## RECORDED INFORMATION
***

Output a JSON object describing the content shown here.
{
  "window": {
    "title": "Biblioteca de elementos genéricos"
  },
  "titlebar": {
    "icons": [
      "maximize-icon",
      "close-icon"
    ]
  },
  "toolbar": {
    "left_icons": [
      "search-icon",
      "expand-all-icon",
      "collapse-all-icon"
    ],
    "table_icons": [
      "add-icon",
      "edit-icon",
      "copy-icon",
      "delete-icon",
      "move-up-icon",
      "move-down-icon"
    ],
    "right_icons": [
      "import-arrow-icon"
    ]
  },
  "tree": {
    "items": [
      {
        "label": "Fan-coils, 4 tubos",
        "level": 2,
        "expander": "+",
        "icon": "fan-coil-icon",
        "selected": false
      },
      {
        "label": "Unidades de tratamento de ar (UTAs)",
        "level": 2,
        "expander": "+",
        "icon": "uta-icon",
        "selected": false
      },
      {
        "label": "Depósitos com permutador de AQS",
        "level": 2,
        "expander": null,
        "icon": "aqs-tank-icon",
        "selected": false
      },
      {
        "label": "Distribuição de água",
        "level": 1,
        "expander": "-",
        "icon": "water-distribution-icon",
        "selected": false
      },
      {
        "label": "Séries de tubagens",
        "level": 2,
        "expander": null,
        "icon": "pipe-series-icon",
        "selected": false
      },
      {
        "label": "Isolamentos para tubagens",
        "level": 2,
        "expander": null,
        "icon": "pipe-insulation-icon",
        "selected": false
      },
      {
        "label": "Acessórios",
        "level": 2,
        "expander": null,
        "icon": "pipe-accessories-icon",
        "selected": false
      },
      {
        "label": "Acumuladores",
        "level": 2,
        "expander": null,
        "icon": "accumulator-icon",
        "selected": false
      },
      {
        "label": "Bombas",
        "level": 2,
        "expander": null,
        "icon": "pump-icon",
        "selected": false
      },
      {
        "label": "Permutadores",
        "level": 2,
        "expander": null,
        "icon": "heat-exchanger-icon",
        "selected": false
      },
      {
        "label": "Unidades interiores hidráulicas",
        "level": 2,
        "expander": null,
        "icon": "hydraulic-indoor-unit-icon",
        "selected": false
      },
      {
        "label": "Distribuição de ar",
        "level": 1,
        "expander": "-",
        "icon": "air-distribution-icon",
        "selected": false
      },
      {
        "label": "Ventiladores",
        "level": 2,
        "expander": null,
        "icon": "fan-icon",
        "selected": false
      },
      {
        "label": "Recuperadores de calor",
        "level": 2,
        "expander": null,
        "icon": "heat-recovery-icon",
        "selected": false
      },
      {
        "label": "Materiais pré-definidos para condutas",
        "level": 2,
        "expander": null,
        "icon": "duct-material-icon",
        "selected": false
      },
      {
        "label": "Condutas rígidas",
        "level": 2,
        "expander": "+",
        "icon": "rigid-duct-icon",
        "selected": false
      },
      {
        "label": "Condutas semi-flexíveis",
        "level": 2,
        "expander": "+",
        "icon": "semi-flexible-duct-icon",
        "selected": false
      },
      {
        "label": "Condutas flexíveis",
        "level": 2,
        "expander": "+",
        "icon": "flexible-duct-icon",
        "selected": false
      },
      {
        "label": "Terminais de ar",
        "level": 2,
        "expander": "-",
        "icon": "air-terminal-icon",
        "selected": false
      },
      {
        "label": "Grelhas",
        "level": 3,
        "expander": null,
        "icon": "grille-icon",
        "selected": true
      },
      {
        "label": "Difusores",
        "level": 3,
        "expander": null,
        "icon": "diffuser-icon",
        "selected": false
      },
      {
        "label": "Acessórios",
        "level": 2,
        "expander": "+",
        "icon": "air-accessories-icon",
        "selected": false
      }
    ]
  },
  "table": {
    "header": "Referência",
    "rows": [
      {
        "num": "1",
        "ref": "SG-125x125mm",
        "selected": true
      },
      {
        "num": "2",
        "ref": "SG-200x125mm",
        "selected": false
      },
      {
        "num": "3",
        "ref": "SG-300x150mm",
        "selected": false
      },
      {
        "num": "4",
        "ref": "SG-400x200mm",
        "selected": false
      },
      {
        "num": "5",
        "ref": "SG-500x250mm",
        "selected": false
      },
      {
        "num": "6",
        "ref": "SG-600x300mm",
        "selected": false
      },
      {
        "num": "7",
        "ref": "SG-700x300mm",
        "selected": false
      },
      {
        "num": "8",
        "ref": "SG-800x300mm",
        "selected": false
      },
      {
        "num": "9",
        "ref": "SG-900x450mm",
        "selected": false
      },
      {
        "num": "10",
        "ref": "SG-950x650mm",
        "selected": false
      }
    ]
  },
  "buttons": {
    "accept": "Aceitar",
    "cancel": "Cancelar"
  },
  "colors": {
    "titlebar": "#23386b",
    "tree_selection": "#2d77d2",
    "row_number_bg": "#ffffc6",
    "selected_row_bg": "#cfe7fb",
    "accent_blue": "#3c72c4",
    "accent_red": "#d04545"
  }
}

***

## SHORT PROBLEM
Scan the material above. Return every line containing the string "Distribuição".

## RIGHT ANSWER
        "label": "Distribuição de água",
        "label": "Distribuição de ar",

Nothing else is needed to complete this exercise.